WRITTEN INSTRUCTION: Each entry below is to be duplicated verbatim.

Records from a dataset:
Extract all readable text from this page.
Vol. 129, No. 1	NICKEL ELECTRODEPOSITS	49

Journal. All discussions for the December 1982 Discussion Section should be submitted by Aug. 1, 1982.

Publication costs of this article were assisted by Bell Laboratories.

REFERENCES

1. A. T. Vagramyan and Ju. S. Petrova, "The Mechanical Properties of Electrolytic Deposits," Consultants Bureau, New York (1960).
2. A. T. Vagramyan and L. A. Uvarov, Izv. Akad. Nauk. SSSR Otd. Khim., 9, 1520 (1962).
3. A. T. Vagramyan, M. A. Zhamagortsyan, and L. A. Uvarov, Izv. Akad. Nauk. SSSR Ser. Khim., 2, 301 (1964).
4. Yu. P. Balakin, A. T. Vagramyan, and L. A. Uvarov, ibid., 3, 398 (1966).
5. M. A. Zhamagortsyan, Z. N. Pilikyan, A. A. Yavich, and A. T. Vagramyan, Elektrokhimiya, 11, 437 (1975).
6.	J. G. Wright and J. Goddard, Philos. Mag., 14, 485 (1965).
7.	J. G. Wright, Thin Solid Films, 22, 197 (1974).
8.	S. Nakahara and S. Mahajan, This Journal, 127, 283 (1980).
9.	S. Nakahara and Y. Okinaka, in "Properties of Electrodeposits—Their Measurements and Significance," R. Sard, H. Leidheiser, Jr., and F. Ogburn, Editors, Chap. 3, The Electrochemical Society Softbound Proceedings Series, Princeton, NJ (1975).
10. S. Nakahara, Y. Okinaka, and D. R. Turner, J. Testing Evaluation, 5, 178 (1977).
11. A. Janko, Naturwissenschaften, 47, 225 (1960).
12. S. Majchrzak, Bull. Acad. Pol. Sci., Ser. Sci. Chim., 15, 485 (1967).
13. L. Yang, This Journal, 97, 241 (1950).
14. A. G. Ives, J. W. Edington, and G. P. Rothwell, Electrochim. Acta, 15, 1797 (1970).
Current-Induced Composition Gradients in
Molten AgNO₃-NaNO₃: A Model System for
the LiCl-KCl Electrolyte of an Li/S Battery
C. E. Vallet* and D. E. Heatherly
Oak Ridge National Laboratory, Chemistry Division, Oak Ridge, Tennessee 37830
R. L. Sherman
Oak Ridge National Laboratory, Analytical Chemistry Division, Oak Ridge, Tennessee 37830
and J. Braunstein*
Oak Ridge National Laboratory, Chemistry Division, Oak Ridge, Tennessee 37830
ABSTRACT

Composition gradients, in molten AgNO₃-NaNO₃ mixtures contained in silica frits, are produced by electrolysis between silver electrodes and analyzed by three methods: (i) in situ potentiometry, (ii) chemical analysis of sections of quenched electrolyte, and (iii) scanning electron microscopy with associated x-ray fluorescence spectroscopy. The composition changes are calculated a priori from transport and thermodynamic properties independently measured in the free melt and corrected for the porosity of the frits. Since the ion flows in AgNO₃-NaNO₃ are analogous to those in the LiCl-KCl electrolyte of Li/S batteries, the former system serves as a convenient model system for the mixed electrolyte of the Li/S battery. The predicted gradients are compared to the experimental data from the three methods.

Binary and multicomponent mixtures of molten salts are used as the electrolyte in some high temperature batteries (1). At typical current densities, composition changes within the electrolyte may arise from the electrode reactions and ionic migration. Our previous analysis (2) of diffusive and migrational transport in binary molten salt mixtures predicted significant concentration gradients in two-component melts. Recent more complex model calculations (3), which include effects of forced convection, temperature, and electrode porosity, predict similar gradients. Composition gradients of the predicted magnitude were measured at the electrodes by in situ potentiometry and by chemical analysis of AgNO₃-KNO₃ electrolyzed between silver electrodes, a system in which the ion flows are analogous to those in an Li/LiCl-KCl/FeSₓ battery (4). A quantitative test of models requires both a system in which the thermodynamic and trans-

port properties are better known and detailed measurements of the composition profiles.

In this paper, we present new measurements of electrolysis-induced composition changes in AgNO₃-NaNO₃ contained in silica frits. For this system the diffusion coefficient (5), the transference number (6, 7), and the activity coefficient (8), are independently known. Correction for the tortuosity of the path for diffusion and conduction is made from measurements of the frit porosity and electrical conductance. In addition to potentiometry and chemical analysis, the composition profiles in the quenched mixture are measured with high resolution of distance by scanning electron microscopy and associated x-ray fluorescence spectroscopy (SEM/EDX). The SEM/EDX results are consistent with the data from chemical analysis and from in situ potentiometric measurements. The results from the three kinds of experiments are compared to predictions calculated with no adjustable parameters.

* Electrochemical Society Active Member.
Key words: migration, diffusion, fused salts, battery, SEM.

WRITTEN ANSWER:
Extract all readable text from this page.
Vol. 129, No. 1	NICKEL ELECTRODEPOSITS	49

Journal. All discussions for the December 1982 Discussion Section should be submitted by Aug. 1, 1982.

Publication costs of this article were assisted by Bell Laboratories.

REFERENCES

1. A. T. Vagramyan and Ju. S. Petrova, "The Mechanical Properties of Electrolytic Deposits," Consultants Bureau, New York (1960).
2. A. T. Vagramyan and L. A. Uvarov, Izv. Akad. Nauk. SSSR Otd. Khim., 9, 1520 (1962).
3. A. T. Vagramyan, M. A. Zhamagortsyan, and L. A. Uvarov, Izv. Akad. Nauk. SSSR Ser. Khim., 2, 301 (1964).
4. Yu. P. Balakin, A. T. Vagramyan, and L. A. Uvarov, ibid., 3, 398 (1966).
5. M. A. Zhamagortsyan, Z. N. Pilikyan, A. A. Yavich, and A. T. Vagramyan, Elektrokhimiya, 11, 437 (1975).
6.	J. G. Wright and J. Goddard, Philos. Mag., 14, 485 (1965).
7.	J. G. Wright, Thin Solid Films, 22, 197 (1974).
8.	S. Nakahara and S. Mahajan, This Journal, 127, 283 (1980).
9.	S. Nakahara and Y. Okinaka, in "Properties of Electrodeposits—Their Measurements and Significance," R. Sard, H. Leidheiser, Jr., and F. Ogburn, Editors, Chap. 3, The Electrochemical Society Softbound Proceedings Series, Princeton, NJ (1975).
10. S. Nakahara, Y. Okinaka, and D. R. Turner, J. Testing Evaluation, 5, 178 (1977).
11. A. Janko, Naturwissenschaften, 47, 225 (1960).
12. S. Majchrzak, Bull. Acad. Pol. Sci., Ser. Sci. Chim., 15, 485 (1967).
13. L. Yang, This Journal, 97, 241 (1950).
14. A. G. Ives, J. W. Edington, and G. P. Rothwell, Electrochim. Acta, 15, 1797 (1970).
Current-Induced Composition Gradients in
Molten AgNO₃-NaNO₃: A Model System for
the LiCl-KCl Electrolyte of an Li/S Battery
C. E. Vallet* and D. E. Heatherly
Oak Ridge National Laboratory, Chemistry Division, Oak Ridge, Tennessee 37830
R. L. Sherman
Oak Ridge National Laboratory, Analytical Chemistry Division, Oak Ridge, Tennessee 37830
and J. Braunstein*
Oak Ridge National Laboratory, Chemistry Division, Oak Ridge, Tennessee 37830
ABSTRACT

Composition gradients, in molten AgNO₃-NaNO₃ mixtures contained in silica frits, are produced by electrolysis between silver electrodes and analyzed by three methods: (i) in situ potentiometry, (ii) chemical analysis of sections of quenched electrolyte, and (iii) scanning electron microscopy with associated x-ray fluorescence spectroscopy. The composition changes are calculated a priori from transport and thermodynamic properties independently measured in the free melt and corrected for the porosity of the frits. Since the ion flows in AgNO₃-NaNO₃ are analogous to those in the LiCl-KCl electrolyte of Li/S batteries, the former system serves as a convenient model system for the mixed electrolyte of the Li/S battery. The predicted gradients are compared to the experimental data from the three methods.

Binary and multicomponent mixtures of molten salts are used as the electrolyte in some high temperature batteries (1). At typical current densities, composition changes within the electrolyte may arise from the electrode reactions and ionic migration. Our previous analysis (2) of diffusive and migrational transport in binary molten salt mixtures predicted significant concentration gradients in two-component melts. Recent more complex model calculations (3), which include effects of forced convection, temperature, and electrode porosity, predict similar gradients. Composition gradients of the predicted magnitude were measured at the electrodes by in situ potentiometry and by chemical analysis of AgNO₃-KNO₃ electrolyzed between silver electrodes, a system in which the ion flows are analogous to those in an Li/LiCl-KCl/FeSₓ battery (4). A quantitative test of models requires both a system in which the thermodynamic and trans-

port properties are better known and detailed measurements of the composition profiles.

In this paper, we present new measurements of electrolysis-induced composition changes in AgNO₃-NaNO₃ contained in silica frits. For this system the diffusion coefficient (5), the transference number (6, 7), and the activity coefficient (8), are independently known. Correction for the tortuosity of the path for diffusion and conduction is made from measurements of the frit porosity and electrical conductance. In addition to potentiometry and chemical analysis, the composition profiles in the quenched mixture are measured with high resolution of distance by scanning electron microscopy and associated x-ray fluorescence spectroscopy (SEM/EDX). The SEM/EDX results are consistent with the data from chemical analysis and from in situ potentiometric measurements. The results from the three kinds of experiments are compared to predictions calculated with no adjustable parameters.

* Electrochemical Society Active Member.
Key words: migration, diffusion, fused salts, battery, SEM.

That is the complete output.